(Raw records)

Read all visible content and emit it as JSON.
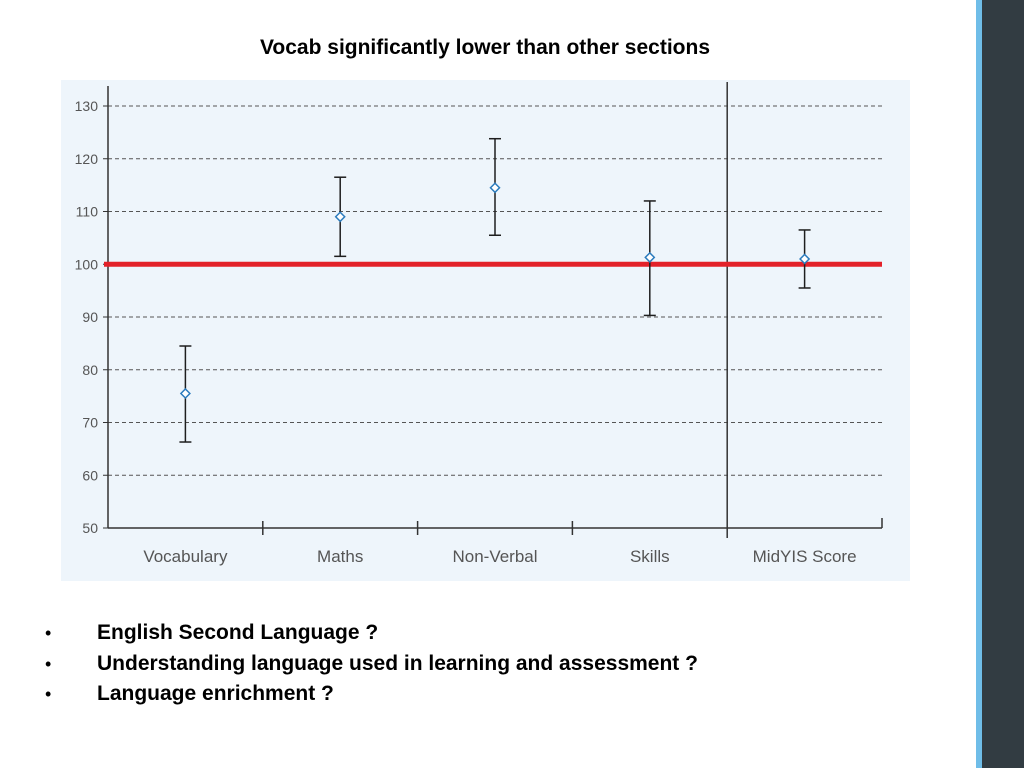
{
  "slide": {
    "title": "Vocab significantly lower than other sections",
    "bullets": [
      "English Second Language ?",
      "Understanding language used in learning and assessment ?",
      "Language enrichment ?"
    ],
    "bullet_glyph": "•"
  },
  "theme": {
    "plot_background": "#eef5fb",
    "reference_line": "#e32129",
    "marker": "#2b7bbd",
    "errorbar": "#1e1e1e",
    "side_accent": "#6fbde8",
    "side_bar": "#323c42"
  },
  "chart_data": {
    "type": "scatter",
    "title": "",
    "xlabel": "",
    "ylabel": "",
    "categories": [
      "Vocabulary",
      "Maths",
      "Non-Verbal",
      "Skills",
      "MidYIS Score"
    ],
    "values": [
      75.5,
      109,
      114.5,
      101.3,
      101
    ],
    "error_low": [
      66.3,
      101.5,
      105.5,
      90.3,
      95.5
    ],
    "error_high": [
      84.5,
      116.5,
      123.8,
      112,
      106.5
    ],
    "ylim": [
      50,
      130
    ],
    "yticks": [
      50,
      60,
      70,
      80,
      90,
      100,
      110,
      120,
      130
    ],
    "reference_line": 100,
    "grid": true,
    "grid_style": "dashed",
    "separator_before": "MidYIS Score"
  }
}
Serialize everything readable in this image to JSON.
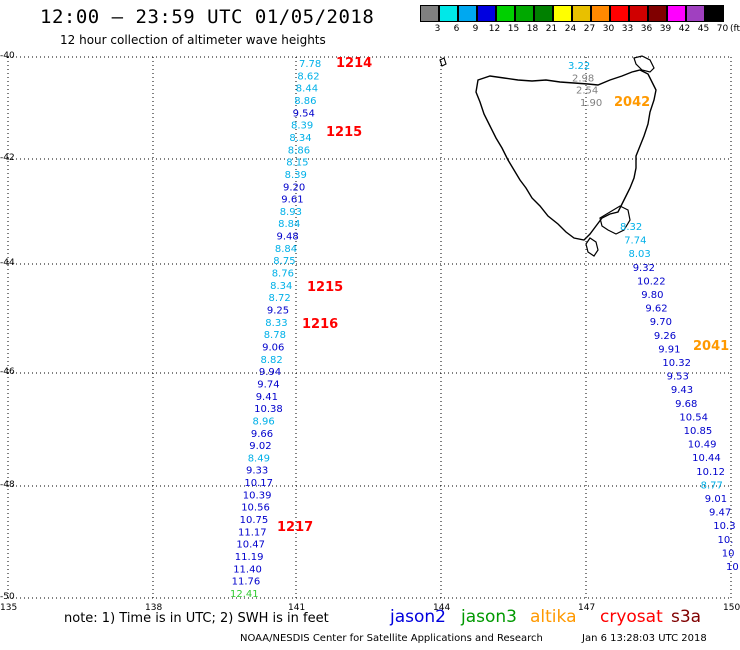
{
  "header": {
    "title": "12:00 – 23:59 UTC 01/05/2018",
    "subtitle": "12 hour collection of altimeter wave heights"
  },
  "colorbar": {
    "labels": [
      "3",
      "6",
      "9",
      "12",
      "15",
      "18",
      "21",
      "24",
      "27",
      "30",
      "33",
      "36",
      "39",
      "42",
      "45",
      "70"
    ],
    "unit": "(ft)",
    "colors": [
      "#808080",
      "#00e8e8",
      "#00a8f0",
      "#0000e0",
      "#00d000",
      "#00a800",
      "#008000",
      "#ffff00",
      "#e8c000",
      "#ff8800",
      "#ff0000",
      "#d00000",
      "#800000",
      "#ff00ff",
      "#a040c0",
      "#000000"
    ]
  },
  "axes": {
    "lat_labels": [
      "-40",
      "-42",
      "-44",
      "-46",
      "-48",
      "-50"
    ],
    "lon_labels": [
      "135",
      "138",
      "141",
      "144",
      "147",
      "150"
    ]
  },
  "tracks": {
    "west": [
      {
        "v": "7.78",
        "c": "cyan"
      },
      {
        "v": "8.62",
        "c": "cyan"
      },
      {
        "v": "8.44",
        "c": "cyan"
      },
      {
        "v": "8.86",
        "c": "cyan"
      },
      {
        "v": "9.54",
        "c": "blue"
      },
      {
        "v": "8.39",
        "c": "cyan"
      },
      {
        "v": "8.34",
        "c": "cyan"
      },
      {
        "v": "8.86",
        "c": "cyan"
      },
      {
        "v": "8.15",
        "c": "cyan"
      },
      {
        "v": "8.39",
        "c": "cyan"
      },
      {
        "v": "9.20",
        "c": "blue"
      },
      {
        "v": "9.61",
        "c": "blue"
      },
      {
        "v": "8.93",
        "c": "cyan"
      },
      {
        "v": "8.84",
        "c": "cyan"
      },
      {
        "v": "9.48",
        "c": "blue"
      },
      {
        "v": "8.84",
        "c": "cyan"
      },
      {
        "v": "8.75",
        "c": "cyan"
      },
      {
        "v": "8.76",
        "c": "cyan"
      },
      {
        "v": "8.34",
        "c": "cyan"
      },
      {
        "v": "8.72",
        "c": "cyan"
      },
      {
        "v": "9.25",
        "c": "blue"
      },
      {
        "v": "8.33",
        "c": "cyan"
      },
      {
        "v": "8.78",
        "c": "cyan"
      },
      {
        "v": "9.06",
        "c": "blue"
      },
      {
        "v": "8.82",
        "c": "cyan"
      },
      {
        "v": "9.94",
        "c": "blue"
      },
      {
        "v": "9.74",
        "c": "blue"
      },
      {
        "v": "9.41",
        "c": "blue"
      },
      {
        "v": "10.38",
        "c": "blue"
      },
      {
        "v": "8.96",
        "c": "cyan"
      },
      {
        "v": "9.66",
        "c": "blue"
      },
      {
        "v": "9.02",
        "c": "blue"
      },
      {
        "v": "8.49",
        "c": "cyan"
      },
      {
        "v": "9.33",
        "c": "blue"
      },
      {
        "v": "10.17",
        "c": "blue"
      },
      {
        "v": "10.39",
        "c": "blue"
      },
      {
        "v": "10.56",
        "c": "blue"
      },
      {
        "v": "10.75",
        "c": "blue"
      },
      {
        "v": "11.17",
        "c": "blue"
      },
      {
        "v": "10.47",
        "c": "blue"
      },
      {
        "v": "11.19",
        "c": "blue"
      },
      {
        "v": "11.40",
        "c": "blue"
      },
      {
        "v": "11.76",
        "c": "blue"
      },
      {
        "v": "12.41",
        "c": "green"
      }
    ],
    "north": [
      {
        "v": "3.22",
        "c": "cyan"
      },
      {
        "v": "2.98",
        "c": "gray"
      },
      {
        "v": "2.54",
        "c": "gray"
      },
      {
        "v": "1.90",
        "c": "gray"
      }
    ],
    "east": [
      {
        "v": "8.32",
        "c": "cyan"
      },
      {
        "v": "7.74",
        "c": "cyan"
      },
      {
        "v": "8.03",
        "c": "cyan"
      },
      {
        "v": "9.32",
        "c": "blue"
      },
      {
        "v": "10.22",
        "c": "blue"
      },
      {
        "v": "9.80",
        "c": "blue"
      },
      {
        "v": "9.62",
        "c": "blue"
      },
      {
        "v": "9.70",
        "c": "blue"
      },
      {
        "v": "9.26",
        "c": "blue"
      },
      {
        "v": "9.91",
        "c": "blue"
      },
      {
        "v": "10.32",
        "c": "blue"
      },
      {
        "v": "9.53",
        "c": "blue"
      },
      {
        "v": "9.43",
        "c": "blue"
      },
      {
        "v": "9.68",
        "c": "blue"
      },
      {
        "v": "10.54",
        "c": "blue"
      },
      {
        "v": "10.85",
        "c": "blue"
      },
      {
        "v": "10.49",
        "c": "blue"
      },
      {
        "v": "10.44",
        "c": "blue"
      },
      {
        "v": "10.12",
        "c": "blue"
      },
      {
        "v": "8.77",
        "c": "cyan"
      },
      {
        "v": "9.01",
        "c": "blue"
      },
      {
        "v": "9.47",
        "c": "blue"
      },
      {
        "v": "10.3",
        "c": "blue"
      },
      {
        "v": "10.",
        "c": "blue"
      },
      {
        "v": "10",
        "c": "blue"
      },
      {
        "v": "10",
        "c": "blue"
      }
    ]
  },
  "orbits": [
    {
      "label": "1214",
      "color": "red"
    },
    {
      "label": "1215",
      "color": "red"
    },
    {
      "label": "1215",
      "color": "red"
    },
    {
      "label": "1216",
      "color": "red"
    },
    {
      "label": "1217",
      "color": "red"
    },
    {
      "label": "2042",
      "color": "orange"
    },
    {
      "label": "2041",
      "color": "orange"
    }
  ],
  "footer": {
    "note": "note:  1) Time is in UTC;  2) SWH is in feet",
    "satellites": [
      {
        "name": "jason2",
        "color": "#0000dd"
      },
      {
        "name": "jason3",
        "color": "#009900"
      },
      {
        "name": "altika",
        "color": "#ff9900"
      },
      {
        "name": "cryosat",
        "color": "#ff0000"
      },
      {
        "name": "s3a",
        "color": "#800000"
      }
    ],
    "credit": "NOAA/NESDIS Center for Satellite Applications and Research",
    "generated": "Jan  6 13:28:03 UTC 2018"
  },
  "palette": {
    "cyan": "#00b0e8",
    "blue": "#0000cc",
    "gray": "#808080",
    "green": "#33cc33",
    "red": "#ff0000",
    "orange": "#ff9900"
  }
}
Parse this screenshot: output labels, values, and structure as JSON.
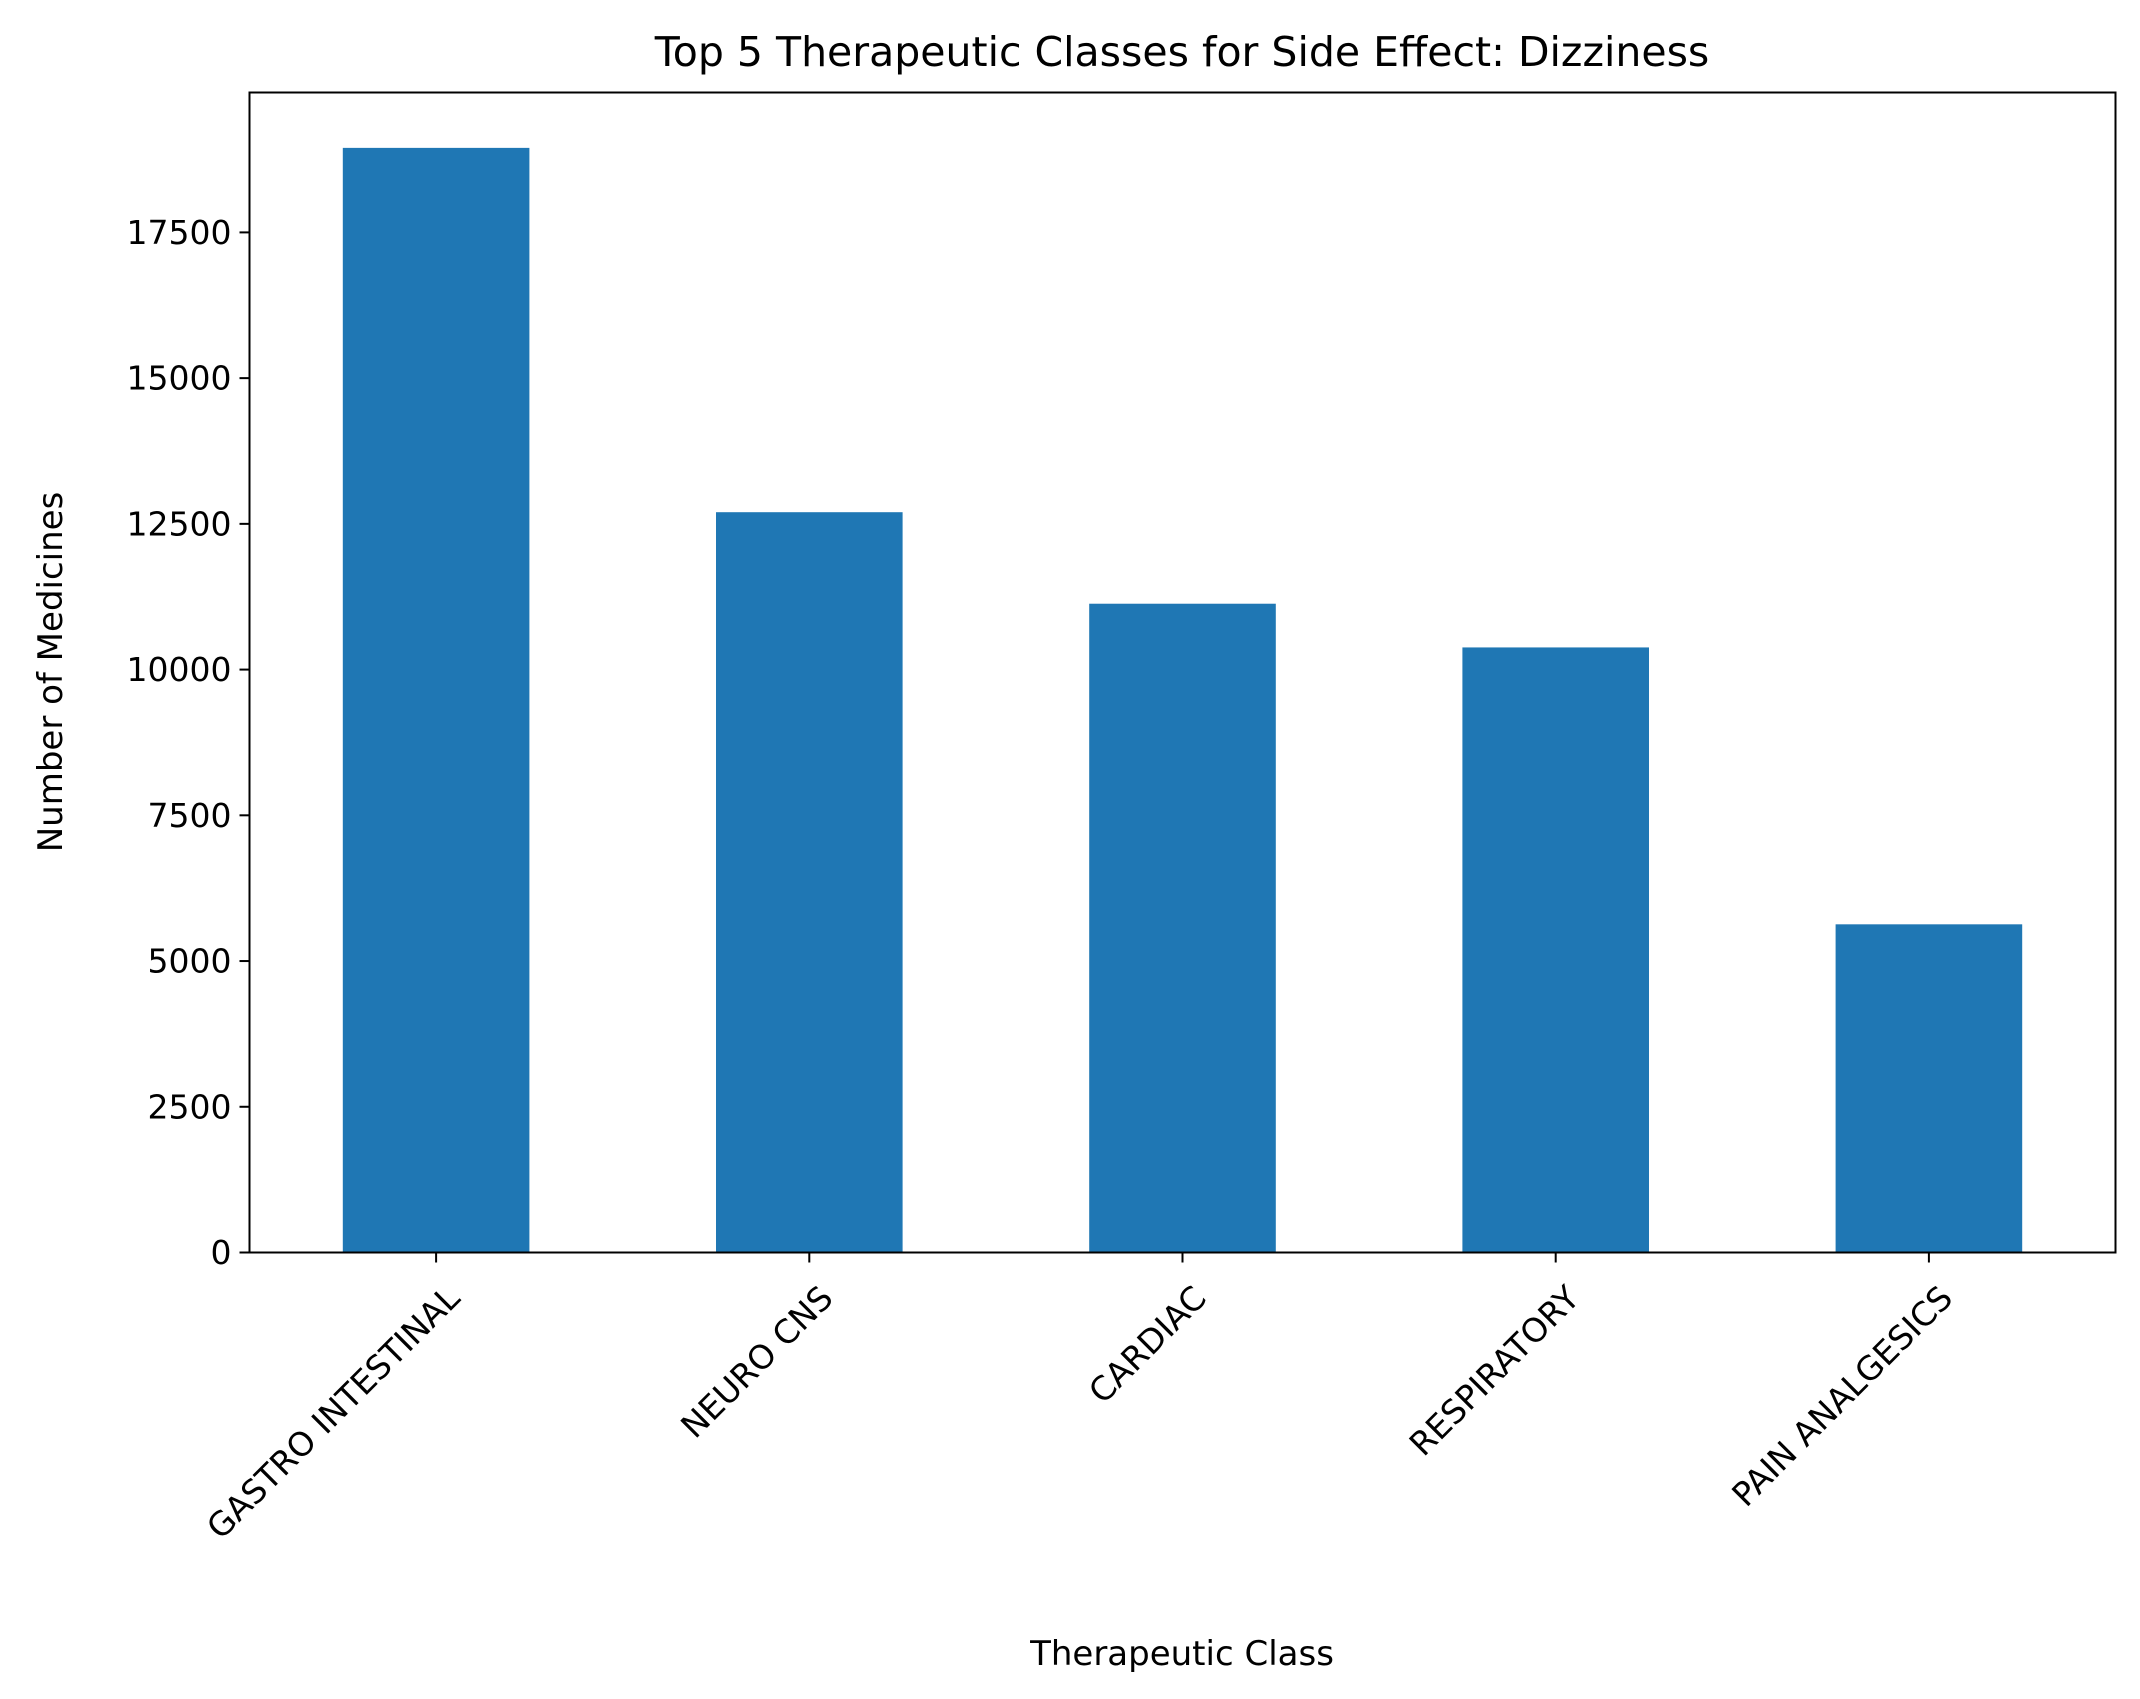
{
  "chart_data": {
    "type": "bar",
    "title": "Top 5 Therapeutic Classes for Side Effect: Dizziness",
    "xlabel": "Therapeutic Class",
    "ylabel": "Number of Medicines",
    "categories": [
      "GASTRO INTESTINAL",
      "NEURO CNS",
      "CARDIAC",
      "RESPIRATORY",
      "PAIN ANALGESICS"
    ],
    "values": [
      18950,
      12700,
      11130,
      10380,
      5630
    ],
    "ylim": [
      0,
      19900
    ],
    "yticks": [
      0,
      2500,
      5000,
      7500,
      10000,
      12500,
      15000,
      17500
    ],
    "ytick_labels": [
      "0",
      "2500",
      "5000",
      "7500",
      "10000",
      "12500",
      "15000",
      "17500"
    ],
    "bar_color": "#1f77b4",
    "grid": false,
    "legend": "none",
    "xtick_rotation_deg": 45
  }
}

◆ DIRECTIONS FOR THIS TASK
From the line containing "Parse this screenshot: output" to the end of the data above, give those lines again verbatim, with both endpoints included and no images.

◆ TASK ANSWER
Parse this screenshot: output labels, values, and structure as JSON.
{
  "chart_data": {
    "type": "bar",
    "title": "Top 5 Therapeutic Classes for Side Effect: Dizziness",
    "xlabel": "Therapeutic Class",
    "ylabel": "Number of Medicines",
    "categories": [
      "GASTRO INTESTINAL",
      "NEURO CNS",
      "CARDIAC",
      "RESPIRATORY",
      "PAIN ANALGESICS"
    ],
    "values": [
      18950,
      12700,
      11130,
      10380,
      5630
    ],
    "ylim": [
      0,
      19900
    ],
    "yticks": [
      0,
      2500,
      5000,
      7500,
      10000,
      12500,
      15000,
      17500
    ],
    "ytick_labels": [
      "0",
      "2500",
      "5000",
      "7500",
      "10000",
      "12500",
      "15000",
      "17500"
    ],
    "bar_color": "#1f77b4",
    "grid": false,
    "legend": "none",
    "xtick_rotation_deg": 45
  }
}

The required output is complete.